> [What you need to do]:
What follows is a block of records; restate each one word for word.

> [Data extract]:
○ ○ ○

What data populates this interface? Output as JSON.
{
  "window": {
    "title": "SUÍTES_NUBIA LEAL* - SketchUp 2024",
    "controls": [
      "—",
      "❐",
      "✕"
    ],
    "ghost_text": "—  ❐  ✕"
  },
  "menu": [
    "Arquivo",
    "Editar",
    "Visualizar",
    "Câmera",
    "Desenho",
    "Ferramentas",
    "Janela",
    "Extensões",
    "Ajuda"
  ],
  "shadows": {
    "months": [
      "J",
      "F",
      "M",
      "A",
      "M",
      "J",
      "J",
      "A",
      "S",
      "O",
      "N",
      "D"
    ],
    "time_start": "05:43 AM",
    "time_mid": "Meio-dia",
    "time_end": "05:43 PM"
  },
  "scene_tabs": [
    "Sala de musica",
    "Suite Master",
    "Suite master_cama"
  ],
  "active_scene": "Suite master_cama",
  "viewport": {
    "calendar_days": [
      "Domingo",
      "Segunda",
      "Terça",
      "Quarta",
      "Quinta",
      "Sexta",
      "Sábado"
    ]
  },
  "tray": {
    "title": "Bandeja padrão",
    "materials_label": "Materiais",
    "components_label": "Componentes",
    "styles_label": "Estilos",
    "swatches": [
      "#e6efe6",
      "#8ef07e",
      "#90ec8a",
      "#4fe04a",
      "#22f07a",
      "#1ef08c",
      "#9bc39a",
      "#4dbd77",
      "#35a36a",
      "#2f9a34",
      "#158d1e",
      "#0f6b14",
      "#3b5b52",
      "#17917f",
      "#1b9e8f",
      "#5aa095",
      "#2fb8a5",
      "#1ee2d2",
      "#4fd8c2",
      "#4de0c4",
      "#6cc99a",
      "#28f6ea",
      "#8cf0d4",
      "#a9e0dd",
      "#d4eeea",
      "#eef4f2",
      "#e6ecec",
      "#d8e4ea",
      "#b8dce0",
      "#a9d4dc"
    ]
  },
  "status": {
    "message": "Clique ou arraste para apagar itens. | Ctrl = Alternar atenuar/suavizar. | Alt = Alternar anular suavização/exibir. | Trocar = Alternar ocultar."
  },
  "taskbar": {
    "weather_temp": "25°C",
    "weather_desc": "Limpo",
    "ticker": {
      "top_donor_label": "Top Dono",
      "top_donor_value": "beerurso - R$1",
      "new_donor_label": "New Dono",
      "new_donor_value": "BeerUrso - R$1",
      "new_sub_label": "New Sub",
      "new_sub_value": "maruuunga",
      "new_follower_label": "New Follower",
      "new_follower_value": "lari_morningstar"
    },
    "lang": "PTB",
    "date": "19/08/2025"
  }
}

○ ○ ○

> [The solution]:
What data populates this interface? Output as JSON.
{
  "window": {
    "title": "SUÍTES_NUBIA LEAL* - SketchUp 2024",
    "controls": [
      "—",
      "❐",
      "✕"
    ],
    "ghost_text": "—  ❐  ✕"
  },
  "menu": [
    "Arquivo",
    "Editar",
    "Visualizar",
    "Câmera",
    "Desenho",
    "Ferramentas",
    "Janela",
    "Extensões",
    "Ajuda"
  ],
  "shadows": {
    "months": [
      "J",
      "F",
      "M",
      "A",
      "M",
      "J",
      "J",
      "A",
      "S",
      "O",
      "N",
      "D"
    ],
    "time_start": "05:43 AM",
    "time_mid": "Meio-dia",
    "time_end": "05:43 PM"
  },
  "scene_tabs": [
    "Sala de musica",
    "Suite Master",
    "Suite master_cama"
  ],
  "active_scene": "Suite master_cama",
  "viewport": {
    "calendar_days": [
      "Domingo",
      "Segunda",
      "Terça",
      "Quarta",
      "Quinta",
      "Sexta",
      "Sábado"
    ]
  },
  "tray": {
    "title": "Bandeja padrão",
    "materials_label": "Materiais",
    "components_label": "Componentes",
    "styles_label": "Estilos",
    "swatches": [
      "#e6efe6",
      "#8ef07e",
      "#90ec8a",
      "#4fe04a",
      "#22f07a",
      "#1ef08c",
      "#9bc39a",
      "#4dbd77",
      "#35a36a",
      "#2f9a34",
      "#158d1e",
      "#0f6b14",
      "#3b5b52",
      "#17917f",
      "#1b9e8f",
      "#5aa095",
      "#2fb8a5",
      "#1ee2d2",
      "#4fd8c2",
      "#4de0c4",
      "#6cc99a",
      "#28f6ea",
      "#8cf0d4",
      "#a9e0dd",
      "#d4eeea",
      "#eef4f2",
      "#e6ecec",
      "#d8e4ea",
      "#b8dce0",
      "#a9d4dc"
    ]
  },
  "status": {
    "message": "Clique ou arraste para apagar itens. | Ctrl = Alternar atenuar/suavizar. | Alt = Alternar anular suavização/exibir. | Trocar = Alternar ocultar."
  },
  "taskbar": {
    "weather_temp": "25°C",
    "weather_desc": "Limpo",
    "ticker": {
      "top_donor_label": "Top Dono",
      "top_donor_value": "beerurso - R$1",
      "new_donor_label": "New Dono",
      "new_donor_value": "BeerUrso - R$1",
      "new_sub_label": "New Sub",
      "new_sub_value": "maruuunga",
      "new_follower_label": "New Follower",
      "new_follower_value": "lari_morningstar"
    },
    "lang": "PTB",
    "date": "19/08/2025"
  }
}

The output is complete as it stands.